### What is being asked
Return every record exactly as written.

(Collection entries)
################

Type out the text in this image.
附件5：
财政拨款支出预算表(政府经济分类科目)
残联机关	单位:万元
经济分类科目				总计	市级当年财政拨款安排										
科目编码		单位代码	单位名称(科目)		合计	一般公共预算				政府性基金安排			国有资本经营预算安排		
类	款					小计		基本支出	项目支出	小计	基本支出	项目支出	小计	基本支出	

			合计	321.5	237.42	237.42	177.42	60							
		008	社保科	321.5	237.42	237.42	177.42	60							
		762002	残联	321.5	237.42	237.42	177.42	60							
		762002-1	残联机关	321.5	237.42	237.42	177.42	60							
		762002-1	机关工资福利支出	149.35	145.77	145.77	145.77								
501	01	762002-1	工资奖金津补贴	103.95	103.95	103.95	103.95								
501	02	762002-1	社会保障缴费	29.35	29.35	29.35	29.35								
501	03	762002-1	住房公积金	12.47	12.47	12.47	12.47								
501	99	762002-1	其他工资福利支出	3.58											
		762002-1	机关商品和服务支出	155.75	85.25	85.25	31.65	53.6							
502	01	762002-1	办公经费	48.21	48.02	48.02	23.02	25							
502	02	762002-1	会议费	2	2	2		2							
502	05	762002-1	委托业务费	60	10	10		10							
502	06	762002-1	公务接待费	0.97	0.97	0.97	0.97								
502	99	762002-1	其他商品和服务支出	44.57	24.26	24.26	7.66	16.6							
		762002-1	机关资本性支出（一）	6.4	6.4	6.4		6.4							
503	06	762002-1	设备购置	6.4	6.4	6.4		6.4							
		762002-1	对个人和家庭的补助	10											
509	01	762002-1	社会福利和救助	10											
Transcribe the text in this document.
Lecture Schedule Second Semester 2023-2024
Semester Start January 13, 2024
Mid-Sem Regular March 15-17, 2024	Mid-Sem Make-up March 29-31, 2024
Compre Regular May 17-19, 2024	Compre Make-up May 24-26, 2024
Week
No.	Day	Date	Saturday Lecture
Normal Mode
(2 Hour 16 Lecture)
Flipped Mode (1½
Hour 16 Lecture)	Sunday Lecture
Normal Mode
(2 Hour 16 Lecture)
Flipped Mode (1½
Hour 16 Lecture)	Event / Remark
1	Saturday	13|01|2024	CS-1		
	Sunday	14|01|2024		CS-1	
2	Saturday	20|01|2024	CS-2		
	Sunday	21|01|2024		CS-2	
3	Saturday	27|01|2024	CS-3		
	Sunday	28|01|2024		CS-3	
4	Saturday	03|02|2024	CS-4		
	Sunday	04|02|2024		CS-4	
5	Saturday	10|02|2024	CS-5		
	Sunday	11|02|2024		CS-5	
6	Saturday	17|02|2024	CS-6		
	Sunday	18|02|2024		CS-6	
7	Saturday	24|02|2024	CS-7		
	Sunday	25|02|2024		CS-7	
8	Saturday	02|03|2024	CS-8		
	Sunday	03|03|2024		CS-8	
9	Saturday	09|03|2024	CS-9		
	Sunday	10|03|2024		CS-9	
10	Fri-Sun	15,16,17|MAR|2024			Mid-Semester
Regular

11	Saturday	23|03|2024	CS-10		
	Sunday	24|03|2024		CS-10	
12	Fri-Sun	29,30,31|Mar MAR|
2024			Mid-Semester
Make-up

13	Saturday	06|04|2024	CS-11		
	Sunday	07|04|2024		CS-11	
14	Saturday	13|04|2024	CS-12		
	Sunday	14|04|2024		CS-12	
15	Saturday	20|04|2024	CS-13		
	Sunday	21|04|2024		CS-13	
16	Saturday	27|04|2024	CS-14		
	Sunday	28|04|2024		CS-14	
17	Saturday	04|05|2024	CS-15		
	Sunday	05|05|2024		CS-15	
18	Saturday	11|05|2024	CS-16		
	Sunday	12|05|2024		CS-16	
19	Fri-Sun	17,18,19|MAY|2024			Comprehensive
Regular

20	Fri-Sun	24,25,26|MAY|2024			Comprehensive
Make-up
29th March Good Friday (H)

################

### Reply
Type out the text in this image.
附件5：
财政拨款支出预算表(政府经济分类科目)
残联机关	单位:万元
经济分类科目				总计	市级当年财政拨款安排										
科目编码		单位代码	单位名称(科目)		合计	一般公共预算				政府性基金安排			国有资本经营预算安排		
类	款					小计		基本支出	项目支出	小计	基本支出	项目支出	小计	基本支出	

			合计	321.5	237.42	237.42	177.42	60							
		008	社保科	321.5	237.42	237.42	177.42	60							
		762002	残联	321.5	237.42	237.42	177.42	60							
		762002-1	残联机关	321.5	237.42	237.42	177.42	60							
		762002-1	机关工资福利支出	149.35	145.77	145.77	145.77								
501	01	762002-1	工资奖金津补贴	103.95	103.95	103.95	103.95								
501	02	762002-1	社会保障缴费	29.35	29.35	29.35	29.35								
501	03	762002-1	住房公积金	12.47	12.47	12.47	12.47								
501	99	762002-1	其他工资福利支出	3.58											
		762002-1	机关商品和服务支出	155.75	85.25	85.25	31.65	53.6							
502	01	762002-1	办公经费	48.21	48.02	48.02	23.02	25							
502	02	762002-1	会议费	2	2	2		2							
502	05	762002-1	委托业务费	60	10	10		10							
502	06	762002-1	公务接待费	0.97	0.97	0.97	0.97								
502	99	762002-1	其他商品和服务支出	44.57	24.26	24.26	7.66	16.6							
		762002-1	机关资本性支出（一）	6.4	6.4	6.4		6.4							
503	06	762002-1	设备购置	6.4	6.4	6.4		6.4							
		762002-1	对个人和家庭的补助	10											
509	01	762002-1	社会福利和救助	10											
Transcribe the text in this document.
Lecture Schedule Second Semester 2023-2024
Semester Start January 13, 2024
Mid-Sem Regular March 15-17, 2024	Mid-Sem Make-up March 29-31, 2024
Compre Regular May 17-19, 2024	Compre Make-up May 24-26, 2024
Week
No.	Day	Date	Saturday Lecture
Normal Mode
(2 Hour 16 Lecture)
Flipped Mode (1½
Hour 16 Lecture)	Sunday Lecture
Normal Mode
(2 Hour 16 Lecture)
Flipped Mode (1½
Hour 16 Lecture)	Event / Remark
1	Saturday	13|01|2024	CS-1		
	Sunday	14|01|2024		CS-1	
2	Saturday	20|01|2024	CS-2		
	Sunday	21|01|2024		CS-2	
3	Saturday	27|01|2024	CS-3		
	Sunday	28|01|2024		CS-3	
4	Saturday	03|02|2024	CS-4		
	Sunday	04|02|2024		CS-4	
5	Saturday	10|02|2024	CS-5		
	Sunday	11|02|2024		CS-5	
6	Saturday	17|02|2024	CS-6		
	Sunday	18|02|2024		CS-6	
7	Saturday	24|02|2024	CS-7		
	Sunday	25|02|2024		CS-7	
8	Saturday	02|03|2024	CS-8		
	Sunday	03|03|2024		CS-8	
9	Saturday	09|03|2024	CS-9		
	Sunday	10|03|2024		CS-9	
10	Fri-Sun	15,16,17|MAR|2024			Mid-Semester
Regular

11	Saturday	23|03|2024	CS-10		
	Sunday	24|03|2024		CS-10	
12	Fri-Sun	29,30,31|Mar MAR|
2024			Mid-Semester
Make-up

13	Saturday	06|04|2024	CS-11		
	Sunday	07|04|2024		CS-11	
14	Saturday	13|04|2024	CS-12		
	Sunday	14|04|2024		CS-12	
15	Saturday	20|04|2024	CS-13		
	Sunday	21|04|2024		CS-13	
16	Saturday	27|04|2024	CS-14		
	Sunday	28|04|2024		CS-14	
17	Saturday	04|05|2024	CS-15		
	Sunday	05|05|2024		CS-15	
18	Saturday	11|05|2024	CS-16		
	Sunday	12|05|2024		CS-16	
19	Fri-Sun	17,18,19|MAY|2024			Comprehensive
Regular

20	Fri-Sun	24,25,26|MAY|2024			Comprehensive
Make-up
29th March Good Friday (H)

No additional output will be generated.